■ Task directions:
Images do not belong in the copy. Retype all the entries below exactly.

■ Data provided:
★ ★ ★ ★
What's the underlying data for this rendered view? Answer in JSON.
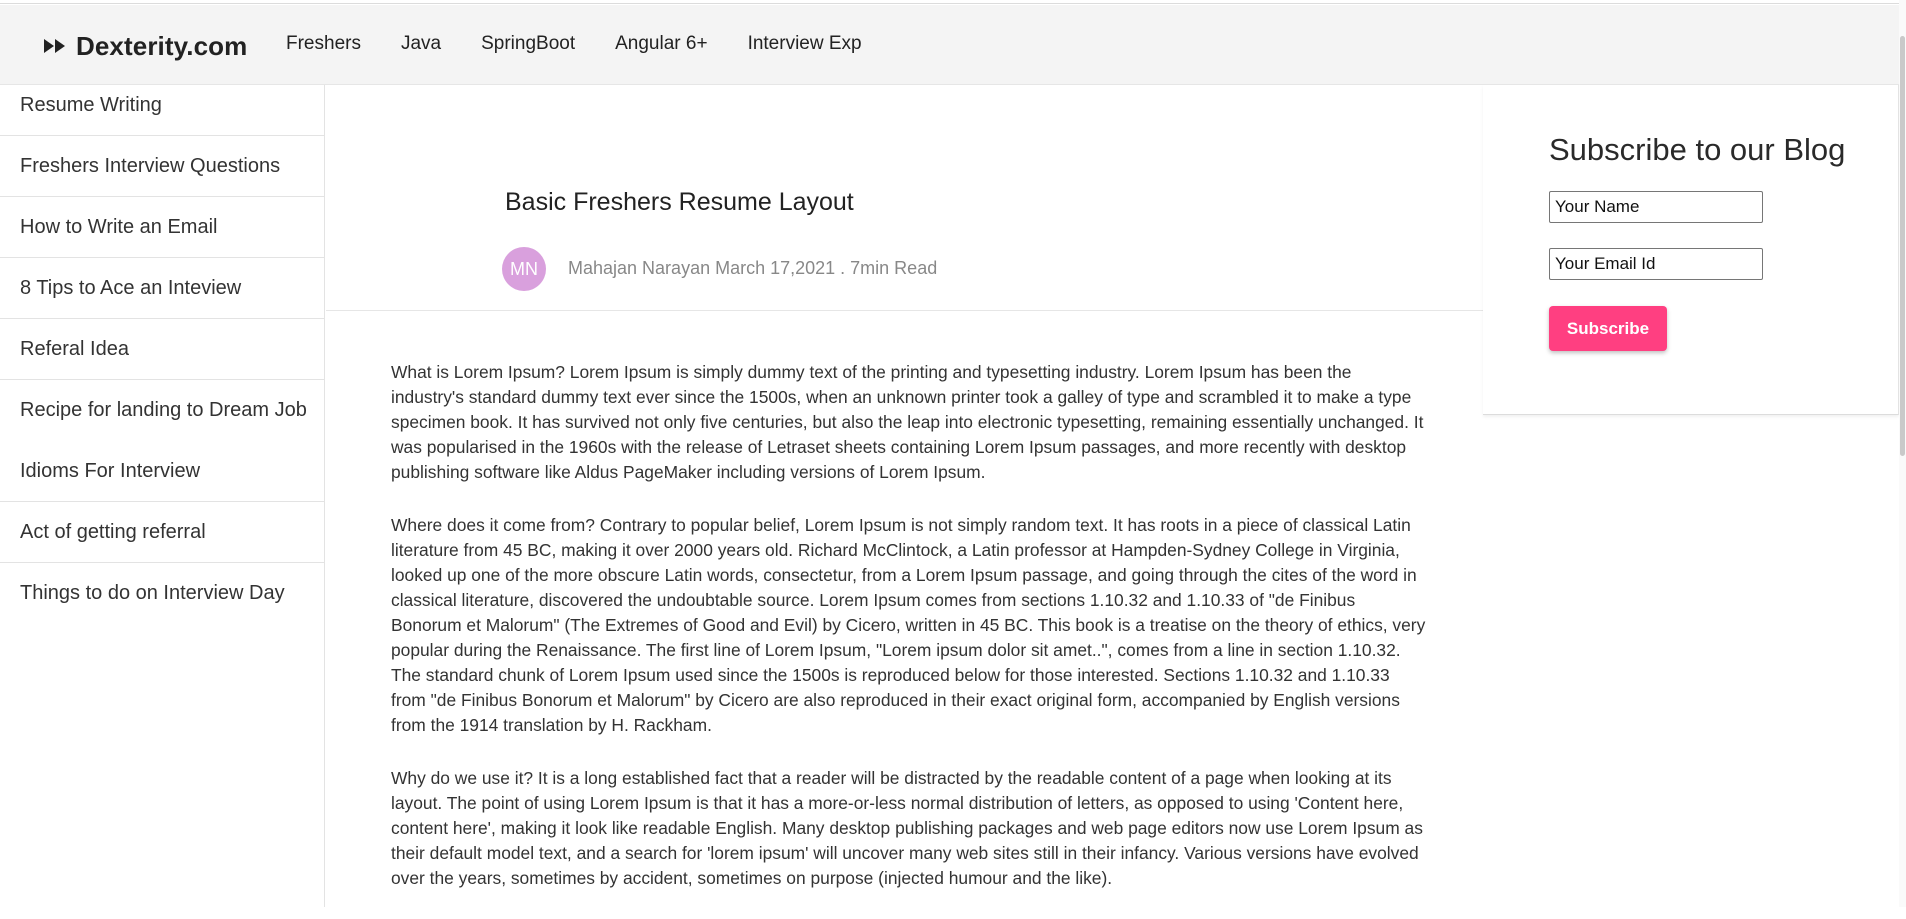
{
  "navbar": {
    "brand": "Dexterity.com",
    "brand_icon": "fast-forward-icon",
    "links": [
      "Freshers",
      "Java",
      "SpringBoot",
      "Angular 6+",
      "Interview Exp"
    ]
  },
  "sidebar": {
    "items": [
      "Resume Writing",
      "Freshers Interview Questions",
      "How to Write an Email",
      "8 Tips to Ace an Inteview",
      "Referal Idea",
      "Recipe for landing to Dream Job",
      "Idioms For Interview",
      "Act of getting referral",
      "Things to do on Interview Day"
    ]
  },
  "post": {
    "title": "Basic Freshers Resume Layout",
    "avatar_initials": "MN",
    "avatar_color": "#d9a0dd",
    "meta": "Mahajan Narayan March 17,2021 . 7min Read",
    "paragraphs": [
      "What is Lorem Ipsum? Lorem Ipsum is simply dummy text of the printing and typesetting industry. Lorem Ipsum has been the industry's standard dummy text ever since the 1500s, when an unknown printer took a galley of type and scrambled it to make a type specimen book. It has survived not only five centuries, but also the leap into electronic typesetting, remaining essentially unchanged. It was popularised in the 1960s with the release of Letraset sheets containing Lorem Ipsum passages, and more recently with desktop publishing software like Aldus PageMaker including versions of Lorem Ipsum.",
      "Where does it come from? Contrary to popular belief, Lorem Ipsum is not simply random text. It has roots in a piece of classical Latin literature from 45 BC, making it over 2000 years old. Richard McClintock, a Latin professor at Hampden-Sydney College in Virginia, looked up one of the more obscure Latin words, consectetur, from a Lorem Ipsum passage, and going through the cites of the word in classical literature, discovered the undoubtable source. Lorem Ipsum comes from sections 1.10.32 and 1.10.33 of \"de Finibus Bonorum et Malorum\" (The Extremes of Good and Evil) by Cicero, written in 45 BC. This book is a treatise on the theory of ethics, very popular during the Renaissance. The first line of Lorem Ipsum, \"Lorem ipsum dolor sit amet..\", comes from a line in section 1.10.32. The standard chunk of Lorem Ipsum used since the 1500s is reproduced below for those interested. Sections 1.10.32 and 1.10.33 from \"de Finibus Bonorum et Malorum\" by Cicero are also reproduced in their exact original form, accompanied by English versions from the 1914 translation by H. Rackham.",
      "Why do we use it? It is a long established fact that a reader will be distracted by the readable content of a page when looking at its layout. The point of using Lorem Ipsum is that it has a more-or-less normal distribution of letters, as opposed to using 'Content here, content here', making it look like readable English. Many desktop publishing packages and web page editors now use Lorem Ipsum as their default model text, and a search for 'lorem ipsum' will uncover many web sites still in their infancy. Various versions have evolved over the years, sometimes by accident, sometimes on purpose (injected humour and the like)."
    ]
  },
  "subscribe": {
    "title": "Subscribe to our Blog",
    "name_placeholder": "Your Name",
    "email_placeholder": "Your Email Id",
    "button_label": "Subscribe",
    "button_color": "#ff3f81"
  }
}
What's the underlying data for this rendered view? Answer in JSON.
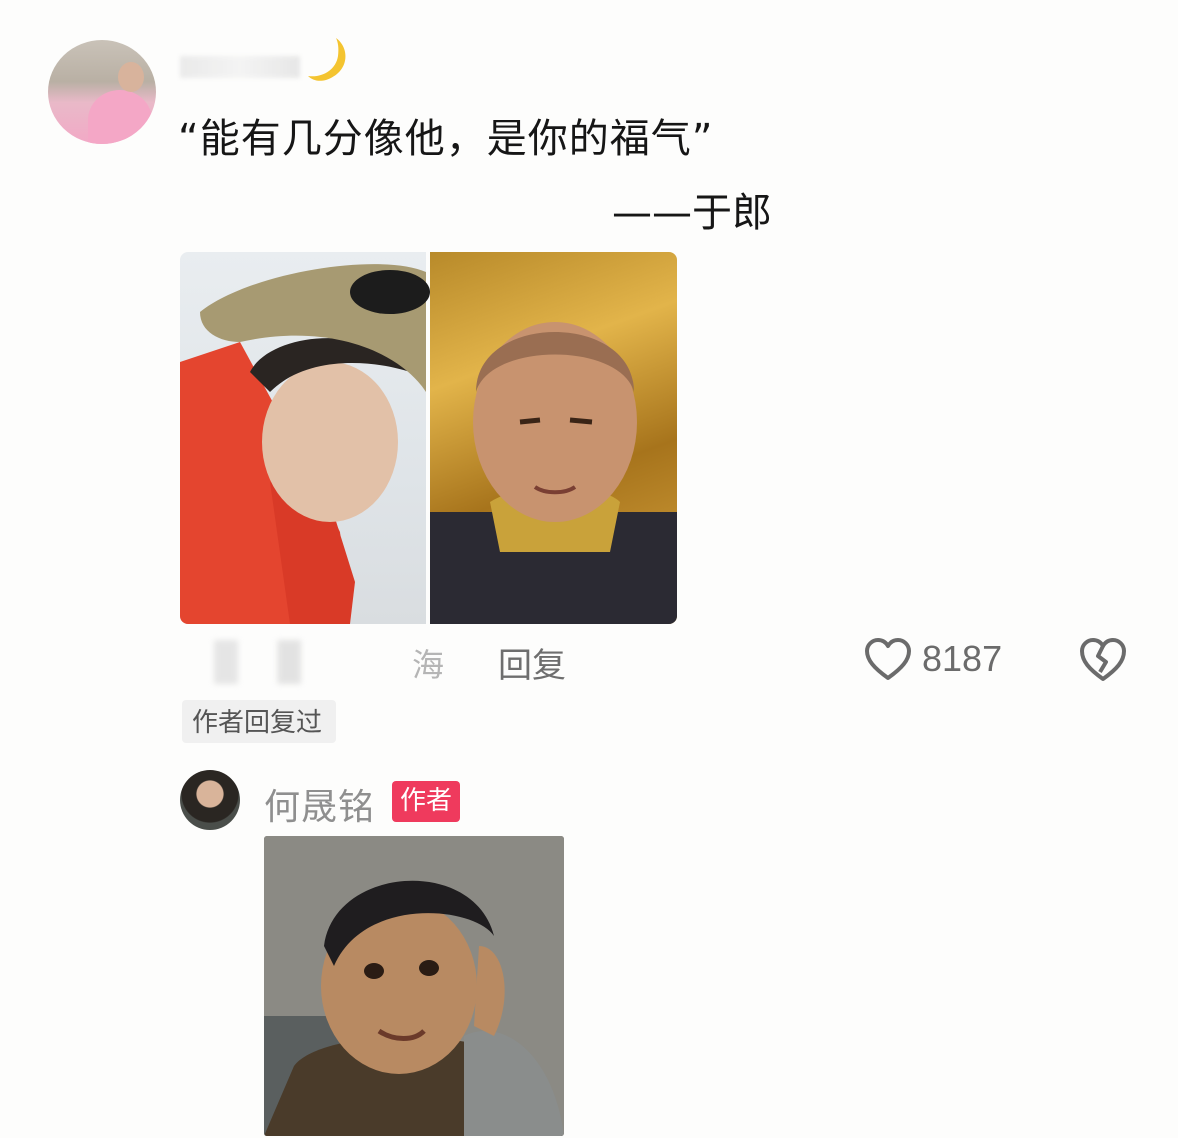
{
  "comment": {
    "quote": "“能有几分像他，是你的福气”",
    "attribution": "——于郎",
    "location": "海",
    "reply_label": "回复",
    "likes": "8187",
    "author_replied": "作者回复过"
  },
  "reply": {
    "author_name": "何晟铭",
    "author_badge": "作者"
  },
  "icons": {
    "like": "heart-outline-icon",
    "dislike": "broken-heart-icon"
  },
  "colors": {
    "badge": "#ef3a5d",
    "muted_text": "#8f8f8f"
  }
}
★ ★ ★ ★
■ Reply:
What's the underlying data for this rendered view? Answer in JSON.
{
  "navbar": {
    "brand": "Dexterity.com",
    "brand_icon": "fast-forward-icon",
    "links": [
      "Freshers",
      "Java",
      "SpringBoot",
      "Angular 6+",
      "Interview Exp"
    ]
  },
  "sidebar": {
    "items": [
      "Resume Writing",
      "Freshers Interview Questions",
      "How to Write an Email",
      "8 Tips to Ace an Inteview",
      "Referal Idea",
      "Recipe for landing to Dream Job",
      "Idioms For Interview",
      "Act of getting referral",
      "Things to do on Interview Day"
    ]
  },
  "post": {
    "title": "Basic Freshers Resume Layout",
    "avatar_initials": "MN",
    "avatar_color": "#d9a0dd",
    "meta": "Mahajan Narayan March 17,2021 . 7min Read",
    "paragraphs": [
      "What is Lorem Ipsum? Lorem Ipsum is simply dummy text of the printing and typesetting industry. Lorem Ipsum has been the industry's standard dummy text ever since the 1500s, when an unknown printer took a galley of type and scrambled it to make a type specimen book. It has survived not only five centuries, but also the leap into electronic typesetting, remaining essentially unchanged. It was popularised in the 1960s with the release of Letraset sheets containing Lorem Ipsum passages, and more recently with desktop publishing software like Aldus PageMaker including versions of Lorem Ipsum.",
      "Where does it come from? Contrary to popular belief, Lorem Ipsum is not simply random text. It has roots in a piece of classical Latin literature from 45 BC, making it over 2000 years old. Richard McClintock, a Latin professor at Hampden-Sydney College in Virginia, looked up one of the more obscure Latin words, consectetur, from a Lorem Ipsum passage, and going through the cites of the word in classical literature, discovered the undoubtable source. Lorem Ipsum comes from sections 1.10.32 and 1.10.33 of \"de Finibus Bonorum et Malorum\" (The Extremes of Good and Evil) by Cicero, written in 45 BC. This book is a treatise on the theory of ethics, very popular during the Renaissance. The first line of Lorem Ipsum, \"Lorem ipsum dolor sit amet..\", comes from a line in section 1.10.32. The standard chunk of Lorem Ipsum used since the 1500s is reproduced below for those interested. Sections 1.10.32 and 1.10.33 from \"de Finibus Bonorum et Malorum\" by Cicero are also reproduced in their exact original form, accompanied by English versions from the 1914 translation by H. Rackham.",
      "Why do we use it? It is a long established fact that a reader will be distracted by the readable content of a page when looking at its layout. The point of using Lorem Ipsum is that it has a more-or-less normal distribution of letters, as opposed to using 'Content here, content here', making it look like readable English. Many desktop publishing packages and web page editors now use Lorem Ipsum as their default model text, and a search for 'lorem ipsum' will uncover many web sites still in their infancy. Various versions have evolved over the years, sometimes by accident, sometimes on purpose (injected humour and the like)."
    ]
  },
  "subscribe": {
    "title": "Subscribe to our Blog",
    "name_placeholder": "Your Name",
    "email_placeholder": "Your Email Id",
    "button_label": "Subscribe",
    "button_color": "#ff3f81"
  }
}
What's the underlying data for this rendered view? Answer in JSON.
{
  "comment": {
    "quote": "“能有几分像他，是你的福气”",
    "attribution": "——于郎",
    "location": "海",
    "reply_label": "回复",
    "likes": "8187",
    "author_replied": "作者回复过"
  },
  "reply": {
    "author_name": "何晟铭",
    "author_badge": "作者"
  },
  "icons": {
    "like": "heart-outline-icon",
    "dislike": "broken-heart-icon"
  },
  "colors": {
    "badge": "#ef3a5d",
    "muted_text": "#8f8f8f"
  }
}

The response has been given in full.